-------- Material provided --------
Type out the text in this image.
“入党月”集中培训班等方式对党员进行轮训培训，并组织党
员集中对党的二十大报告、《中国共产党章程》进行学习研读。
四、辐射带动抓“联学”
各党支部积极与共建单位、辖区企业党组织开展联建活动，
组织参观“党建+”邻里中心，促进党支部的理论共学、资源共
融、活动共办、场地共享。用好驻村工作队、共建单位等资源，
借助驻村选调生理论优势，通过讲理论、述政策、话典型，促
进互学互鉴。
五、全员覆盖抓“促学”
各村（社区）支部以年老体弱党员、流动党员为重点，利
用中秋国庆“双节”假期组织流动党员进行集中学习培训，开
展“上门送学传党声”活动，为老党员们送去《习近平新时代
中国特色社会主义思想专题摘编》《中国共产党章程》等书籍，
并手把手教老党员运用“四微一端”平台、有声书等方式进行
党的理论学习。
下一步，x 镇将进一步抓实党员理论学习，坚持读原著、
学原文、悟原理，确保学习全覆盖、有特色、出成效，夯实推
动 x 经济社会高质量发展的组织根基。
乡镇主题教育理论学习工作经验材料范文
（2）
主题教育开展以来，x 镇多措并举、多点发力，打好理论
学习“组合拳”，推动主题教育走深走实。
--------
▸ Exercise aim
Give an exact repetition of all the material.

▸ Result below
Type out the text in this image.
“入党月”集中培训班等方式对党员进行轮训培训，并组织党
员集中对党的二十大报告、《中国共产党章程》进行学习研读。
四、辐射带动抓“联学”
各党支部积极与共建单位、辖区企业党组织开展联建活动，
组织参观“党建+”邻里中心，促进党支部的理论共学、资源共
融、活动共办、场地共享。用好驻村工作队、共建单位等资源，
借助驻村选调生理论优势，通过讲理论、述政策、话典型，促
进互学互鉴。
五、全员覆盖抓“促学”
各村（社区）支部以年老体弱党员、流动党员为重点，利
用中秋国庆“双节”假期组织流动党员进行集中学习培训，开
展“上门送学传党声”活动，为老党员们送去《习近平新时代
中国特色社会主义思想专题摘编》《中国共产党章程》等书籍，
并手把手教老党员运用“四微一端”平台、有声书等方式进行
党的理论学习。
下一步，x 镇将进一步抓实党员理论学习，坚持读原著、
学原文、悟原理，确保学习全覆盖、有特色、出成效，夯实推
动 x 经济社会高质量发展的组织根基。
乡镇主题教育理论学习工作经验材料范文
（2）
主题教育开展以来，x 镇多措并举、多点发力，打好理论
学习“组合拳”，推动主题教育走深走实。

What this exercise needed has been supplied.